Part of a data file:

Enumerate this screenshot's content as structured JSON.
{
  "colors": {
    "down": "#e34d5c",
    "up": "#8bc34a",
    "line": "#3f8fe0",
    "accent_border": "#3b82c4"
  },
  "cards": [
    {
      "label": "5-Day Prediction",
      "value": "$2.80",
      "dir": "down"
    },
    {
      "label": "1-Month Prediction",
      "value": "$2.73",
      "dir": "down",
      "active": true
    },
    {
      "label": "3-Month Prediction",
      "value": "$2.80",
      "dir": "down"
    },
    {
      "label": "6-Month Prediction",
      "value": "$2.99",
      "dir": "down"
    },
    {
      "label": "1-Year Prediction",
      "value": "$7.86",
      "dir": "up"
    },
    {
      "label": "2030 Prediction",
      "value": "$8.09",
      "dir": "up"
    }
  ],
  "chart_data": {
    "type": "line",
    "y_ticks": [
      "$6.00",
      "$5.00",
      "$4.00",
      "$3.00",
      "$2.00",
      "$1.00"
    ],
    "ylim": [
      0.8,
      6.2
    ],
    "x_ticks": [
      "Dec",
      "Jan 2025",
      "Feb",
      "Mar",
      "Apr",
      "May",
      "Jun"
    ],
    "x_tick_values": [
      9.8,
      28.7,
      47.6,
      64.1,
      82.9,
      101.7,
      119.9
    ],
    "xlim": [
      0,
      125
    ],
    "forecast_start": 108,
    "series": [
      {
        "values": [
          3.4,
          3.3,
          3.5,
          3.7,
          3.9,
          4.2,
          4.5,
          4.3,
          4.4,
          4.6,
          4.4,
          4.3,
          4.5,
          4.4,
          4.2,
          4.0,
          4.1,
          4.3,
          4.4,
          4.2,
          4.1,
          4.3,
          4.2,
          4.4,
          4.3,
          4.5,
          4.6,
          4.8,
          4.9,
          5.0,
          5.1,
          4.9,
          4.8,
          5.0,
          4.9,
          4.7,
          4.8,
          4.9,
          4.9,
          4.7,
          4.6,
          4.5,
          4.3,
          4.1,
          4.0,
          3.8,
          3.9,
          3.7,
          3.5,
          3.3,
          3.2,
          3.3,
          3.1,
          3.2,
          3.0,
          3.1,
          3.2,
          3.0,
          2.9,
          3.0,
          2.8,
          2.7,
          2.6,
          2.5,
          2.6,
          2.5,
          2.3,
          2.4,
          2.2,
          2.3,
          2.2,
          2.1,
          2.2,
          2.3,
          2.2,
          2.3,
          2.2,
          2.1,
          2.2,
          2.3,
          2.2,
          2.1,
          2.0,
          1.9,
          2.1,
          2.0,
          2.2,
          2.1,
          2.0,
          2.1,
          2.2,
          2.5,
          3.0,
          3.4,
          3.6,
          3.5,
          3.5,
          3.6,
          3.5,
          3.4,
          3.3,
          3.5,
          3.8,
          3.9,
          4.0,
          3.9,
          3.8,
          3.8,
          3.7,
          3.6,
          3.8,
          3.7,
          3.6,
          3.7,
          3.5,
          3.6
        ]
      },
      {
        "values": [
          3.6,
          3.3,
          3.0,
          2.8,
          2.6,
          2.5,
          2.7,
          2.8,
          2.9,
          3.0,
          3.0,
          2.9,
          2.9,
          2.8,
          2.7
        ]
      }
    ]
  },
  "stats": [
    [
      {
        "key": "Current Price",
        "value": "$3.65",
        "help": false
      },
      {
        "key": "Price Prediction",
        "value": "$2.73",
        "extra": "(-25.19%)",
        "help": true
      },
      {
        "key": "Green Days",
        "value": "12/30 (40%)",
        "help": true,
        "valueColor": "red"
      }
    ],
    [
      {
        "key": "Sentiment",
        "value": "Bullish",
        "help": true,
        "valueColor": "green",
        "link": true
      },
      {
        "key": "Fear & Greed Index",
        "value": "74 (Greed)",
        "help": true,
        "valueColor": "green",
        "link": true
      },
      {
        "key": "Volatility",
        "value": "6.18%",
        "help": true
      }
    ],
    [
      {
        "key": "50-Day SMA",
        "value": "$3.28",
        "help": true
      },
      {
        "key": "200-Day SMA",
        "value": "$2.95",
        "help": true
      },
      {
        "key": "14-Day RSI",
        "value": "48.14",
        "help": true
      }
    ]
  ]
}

Your task: Find the lines above holding the word "Price" and show them.

Result of this exercise:
        "key": "Current Price",
        "key": "Price Prediction",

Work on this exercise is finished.